» Exercise description: Filter the lines below, copying only those with the string "most".

» Given data:

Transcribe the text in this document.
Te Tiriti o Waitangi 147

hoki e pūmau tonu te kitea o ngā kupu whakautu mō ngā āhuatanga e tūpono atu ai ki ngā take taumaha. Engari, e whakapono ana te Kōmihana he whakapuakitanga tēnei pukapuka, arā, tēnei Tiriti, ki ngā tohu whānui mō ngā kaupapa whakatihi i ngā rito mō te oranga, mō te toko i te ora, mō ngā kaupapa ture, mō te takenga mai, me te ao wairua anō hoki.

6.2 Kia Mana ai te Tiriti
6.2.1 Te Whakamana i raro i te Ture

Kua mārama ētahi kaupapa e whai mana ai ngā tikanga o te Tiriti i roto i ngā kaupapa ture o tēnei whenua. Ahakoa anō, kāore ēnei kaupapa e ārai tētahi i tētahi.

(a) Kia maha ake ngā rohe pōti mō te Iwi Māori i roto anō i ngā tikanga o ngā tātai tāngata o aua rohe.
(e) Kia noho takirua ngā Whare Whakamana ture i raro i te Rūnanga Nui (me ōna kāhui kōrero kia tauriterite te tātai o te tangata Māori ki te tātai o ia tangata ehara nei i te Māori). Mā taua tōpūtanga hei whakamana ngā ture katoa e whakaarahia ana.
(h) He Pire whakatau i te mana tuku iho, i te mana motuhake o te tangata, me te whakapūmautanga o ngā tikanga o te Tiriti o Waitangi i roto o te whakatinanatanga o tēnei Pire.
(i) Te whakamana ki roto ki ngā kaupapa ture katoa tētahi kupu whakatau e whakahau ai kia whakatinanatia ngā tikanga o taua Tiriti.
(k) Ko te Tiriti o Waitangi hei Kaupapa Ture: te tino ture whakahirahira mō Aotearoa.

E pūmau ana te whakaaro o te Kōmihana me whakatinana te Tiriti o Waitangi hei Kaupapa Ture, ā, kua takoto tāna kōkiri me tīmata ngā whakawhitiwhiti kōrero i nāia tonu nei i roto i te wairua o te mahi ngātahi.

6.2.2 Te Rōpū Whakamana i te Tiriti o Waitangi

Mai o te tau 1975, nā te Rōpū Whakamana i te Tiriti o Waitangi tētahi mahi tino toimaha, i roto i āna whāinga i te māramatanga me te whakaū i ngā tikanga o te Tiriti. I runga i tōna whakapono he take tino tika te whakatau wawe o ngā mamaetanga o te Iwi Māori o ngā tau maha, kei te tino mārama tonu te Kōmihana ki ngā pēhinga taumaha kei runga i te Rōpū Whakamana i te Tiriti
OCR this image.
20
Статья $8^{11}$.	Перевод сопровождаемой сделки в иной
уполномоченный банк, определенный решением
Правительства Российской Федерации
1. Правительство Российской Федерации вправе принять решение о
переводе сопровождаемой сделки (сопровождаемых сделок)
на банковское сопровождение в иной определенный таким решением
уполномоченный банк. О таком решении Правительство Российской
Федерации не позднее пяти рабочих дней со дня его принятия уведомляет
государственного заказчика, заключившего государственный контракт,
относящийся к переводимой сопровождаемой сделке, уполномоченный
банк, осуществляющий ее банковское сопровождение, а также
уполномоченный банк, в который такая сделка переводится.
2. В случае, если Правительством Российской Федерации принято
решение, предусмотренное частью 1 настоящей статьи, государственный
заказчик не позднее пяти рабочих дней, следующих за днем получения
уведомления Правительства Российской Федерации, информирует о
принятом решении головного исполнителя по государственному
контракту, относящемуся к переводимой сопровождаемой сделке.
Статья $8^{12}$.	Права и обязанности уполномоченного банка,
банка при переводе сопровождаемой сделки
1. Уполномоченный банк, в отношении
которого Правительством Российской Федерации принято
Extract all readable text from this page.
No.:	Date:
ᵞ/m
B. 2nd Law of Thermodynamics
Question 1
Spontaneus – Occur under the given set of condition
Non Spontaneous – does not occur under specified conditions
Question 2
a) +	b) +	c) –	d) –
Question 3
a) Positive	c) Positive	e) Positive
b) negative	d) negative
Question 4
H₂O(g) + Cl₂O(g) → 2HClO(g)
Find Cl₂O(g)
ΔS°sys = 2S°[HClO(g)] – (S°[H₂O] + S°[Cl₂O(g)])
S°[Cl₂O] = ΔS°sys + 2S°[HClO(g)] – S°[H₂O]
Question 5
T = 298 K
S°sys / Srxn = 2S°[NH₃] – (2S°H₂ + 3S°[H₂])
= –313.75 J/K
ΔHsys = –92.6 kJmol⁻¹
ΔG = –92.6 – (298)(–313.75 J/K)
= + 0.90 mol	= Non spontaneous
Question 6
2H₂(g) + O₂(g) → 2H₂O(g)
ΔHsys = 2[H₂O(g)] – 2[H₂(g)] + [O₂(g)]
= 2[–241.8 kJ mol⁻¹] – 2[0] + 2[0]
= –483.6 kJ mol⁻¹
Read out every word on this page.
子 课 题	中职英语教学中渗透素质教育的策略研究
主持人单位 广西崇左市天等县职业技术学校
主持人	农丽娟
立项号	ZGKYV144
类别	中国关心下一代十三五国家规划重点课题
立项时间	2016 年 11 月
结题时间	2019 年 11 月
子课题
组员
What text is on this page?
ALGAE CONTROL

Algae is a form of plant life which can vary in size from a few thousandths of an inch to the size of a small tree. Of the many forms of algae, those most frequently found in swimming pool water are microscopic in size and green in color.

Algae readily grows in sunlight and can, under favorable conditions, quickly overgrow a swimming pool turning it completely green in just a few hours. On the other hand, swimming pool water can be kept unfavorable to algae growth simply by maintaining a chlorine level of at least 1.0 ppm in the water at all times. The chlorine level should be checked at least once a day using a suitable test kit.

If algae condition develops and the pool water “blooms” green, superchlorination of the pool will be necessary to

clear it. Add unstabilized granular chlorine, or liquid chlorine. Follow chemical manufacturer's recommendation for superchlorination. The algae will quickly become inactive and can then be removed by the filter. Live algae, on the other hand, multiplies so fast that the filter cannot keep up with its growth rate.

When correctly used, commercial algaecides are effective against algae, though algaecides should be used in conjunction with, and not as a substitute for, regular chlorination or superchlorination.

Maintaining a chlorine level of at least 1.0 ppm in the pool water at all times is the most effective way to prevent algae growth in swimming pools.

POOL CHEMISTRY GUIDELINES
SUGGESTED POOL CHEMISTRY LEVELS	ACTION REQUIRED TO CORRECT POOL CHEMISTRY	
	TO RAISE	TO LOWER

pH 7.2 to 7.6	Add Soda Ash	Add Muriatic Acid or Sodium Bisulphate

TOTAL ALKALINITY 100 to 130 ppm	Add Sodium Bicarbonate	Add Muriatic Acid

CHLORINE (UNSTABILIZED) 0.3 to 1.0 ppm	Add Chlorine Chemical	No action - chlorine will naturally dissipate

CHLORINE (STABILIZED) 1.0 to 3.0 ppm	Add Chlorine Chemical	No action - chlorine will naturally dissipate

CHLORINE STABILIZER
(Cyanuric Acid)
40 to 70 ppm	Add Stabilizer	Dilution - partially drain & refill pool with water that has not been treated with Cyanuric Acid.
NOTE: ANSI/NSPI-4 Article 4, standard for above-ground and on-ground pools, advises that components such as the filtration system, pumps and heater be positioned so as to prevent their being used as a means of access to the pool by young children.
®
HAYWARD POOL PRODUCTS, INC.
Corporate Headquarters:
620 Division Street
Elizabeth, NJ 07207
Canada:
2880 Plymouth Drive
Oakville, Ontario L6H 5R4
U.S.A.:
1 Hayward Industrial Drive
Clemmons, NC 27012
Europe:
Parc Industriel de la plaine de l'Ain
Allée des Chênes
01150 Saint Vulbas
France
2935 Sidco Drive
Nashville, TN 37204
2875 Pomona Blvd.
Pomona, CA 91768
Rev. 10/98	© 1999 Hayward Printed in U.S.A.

» Solution to the exercise:
Algae is a form of plant life which can vary in size from a few thousandths of an inch to the size of a small tree. Of the many forms of algae, those most frequently found in swimming pool water are microscopic in size and green in color.
Maintaining a chlorine level of at least 1.0 ppm in the pool water at all times is the most effective way to prevent algae growth in swimming pools.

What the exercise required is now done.